Figure dataset records:
>>>>>

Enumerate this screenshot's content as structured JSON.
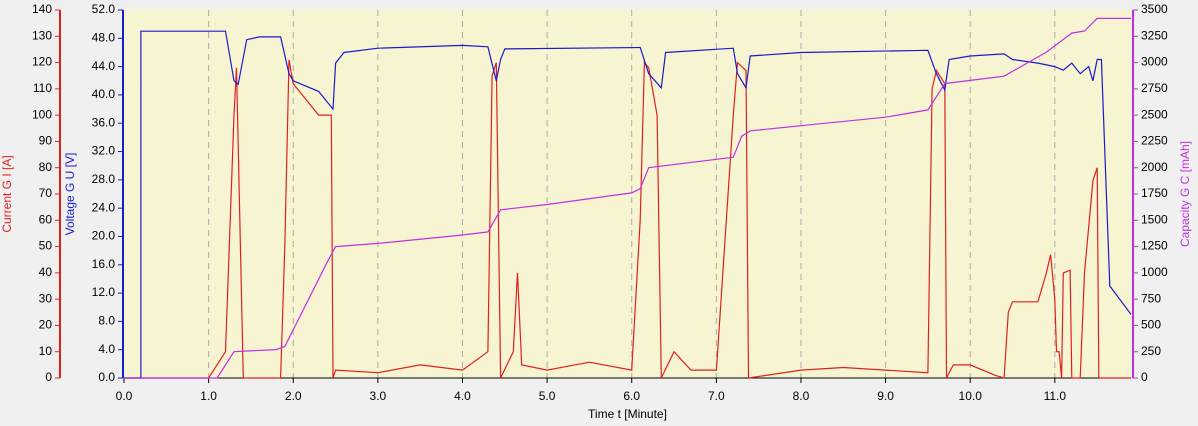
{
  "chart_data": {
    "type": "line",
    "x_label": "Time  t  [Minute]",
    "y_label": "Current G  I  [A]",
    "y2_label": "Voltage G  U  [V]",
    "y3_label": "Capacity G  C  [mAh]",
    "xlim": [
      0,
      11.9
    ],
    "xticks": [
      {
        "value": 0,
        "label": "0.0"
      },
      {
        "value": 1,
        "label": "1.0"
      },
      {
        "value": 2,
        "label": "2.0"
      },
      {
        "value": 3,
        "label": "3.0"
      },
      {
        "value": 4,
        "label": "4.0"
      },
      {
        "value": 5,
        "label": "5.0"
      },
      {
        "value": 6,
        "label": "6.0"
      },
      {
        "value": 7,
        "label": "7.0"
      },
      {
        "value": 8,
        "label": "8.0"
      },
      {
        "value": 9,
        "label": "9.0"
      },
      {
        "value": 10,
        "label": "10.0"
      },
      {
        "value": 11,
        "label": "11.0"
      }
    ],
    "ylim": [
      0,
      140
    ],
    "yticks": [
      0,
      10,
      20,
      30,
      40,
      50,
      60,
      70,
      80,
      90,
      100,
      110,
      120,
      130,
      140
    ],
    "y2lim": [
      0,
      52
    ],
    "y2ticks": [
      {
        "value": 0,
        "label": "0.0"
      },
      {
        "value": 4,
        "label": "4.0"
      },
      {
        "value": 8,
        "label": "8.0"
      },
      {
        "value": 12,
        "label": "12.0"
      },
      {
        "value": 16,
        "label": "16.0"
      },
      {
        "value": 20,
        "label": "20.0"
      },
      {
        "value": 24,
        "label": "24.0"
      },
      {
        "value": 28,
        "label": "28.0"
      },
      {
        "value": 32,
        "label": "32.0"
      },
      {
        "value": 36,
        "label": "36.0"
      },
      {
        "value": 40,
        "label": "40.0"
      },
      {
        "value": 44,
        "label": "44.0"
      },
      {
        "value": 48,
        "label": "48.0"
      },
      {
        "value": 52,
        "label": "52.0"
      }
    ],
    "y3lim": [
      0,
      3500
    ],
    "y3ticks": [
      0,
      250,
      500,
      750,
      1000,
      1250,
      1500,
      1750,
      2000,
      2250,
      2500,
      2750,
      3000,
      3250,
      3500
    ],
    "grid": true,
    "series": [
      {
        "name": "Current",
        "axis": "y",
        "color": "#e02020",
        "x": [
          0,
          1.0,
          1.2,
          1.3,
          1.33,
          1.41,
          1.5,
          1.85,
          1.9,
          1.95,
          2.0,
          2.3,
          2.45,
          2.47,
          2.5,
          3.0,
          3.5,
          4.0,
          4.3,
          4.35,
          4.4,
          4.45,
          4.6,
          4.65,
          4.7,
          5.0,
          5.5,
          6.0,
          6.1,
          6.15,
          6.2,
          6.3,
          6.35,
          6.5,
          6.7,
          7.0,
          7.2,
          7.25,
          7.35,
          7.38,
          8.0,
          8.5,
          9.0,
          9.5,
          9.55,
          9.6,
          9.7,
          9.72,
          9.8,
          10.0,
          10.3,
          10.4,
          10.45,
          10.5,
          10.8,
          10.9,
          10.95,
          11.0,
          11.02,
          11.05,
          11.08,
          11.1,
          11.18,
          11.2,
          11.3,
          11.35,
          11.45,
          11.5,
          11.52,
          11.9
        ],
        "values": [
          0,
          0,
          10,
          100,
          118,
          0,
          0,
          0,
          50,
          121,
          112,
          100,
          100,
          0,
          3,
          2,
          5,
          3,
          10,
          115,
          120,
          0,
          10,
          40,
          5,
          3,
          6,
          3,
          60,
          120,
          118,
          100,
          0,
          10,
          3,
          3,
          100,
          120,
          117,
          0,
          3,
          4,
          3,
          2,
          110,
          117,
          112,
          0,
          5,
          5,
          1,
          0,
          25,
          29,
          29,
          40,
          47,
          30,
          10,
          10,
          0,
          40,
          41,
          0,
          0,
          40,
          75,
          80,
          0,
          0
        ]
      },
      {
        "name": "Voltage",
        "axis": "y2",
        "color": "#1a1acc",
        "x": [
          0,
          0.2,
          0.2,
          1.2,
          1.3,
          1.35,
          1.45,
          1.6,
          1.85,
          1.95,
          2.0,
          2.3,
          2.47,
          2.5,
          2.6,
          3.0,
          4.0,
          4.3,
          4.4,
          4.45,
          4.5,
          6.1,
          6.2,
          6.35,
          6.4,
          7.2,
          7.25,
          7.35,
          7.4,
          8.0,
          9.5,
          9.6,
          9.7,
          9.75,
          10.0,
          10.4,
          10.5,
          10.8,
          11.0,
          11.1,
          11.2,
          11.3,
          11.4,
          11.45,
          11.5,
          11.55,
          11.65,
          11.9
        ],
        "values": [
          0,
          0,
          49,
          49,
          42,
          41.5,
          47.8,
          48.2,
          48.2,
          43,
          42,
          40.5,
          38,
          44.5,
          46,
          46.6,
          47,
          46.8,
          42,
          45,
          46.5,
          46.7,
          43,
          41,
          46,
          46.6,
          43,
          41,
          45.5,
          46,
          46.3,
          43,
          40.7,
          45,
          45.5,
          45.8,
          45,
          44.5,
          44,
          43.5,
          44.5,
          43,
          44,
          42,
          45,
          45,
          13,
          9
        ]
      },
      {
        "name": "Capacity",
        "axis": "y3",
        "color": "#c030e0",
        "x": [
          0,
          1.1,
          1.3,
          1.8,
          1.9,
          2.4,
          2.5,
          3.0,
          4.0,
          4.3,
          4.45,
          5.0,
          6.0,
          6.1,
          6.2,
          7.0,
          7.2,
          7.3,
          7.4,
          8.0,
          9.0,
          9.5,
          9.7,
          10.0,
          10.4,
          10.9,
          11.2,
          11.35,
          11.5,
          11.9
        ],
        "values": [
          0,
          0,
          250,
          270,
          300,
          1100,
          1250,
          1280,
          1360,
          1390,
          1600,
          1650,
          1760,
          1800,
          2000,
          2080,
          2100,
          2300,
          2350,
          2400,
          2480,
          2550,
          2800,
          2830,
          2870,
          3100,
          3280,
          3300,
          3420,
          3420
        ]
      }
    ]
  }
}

<<<<<

TASK TO COMPLETE: Check each line of the records above for the string "Capacity", and report every line that has it.

SOLVED PROBLEM:
    "y3_label": "Capacity G  C  [mAh]",
        "name": "Capacity",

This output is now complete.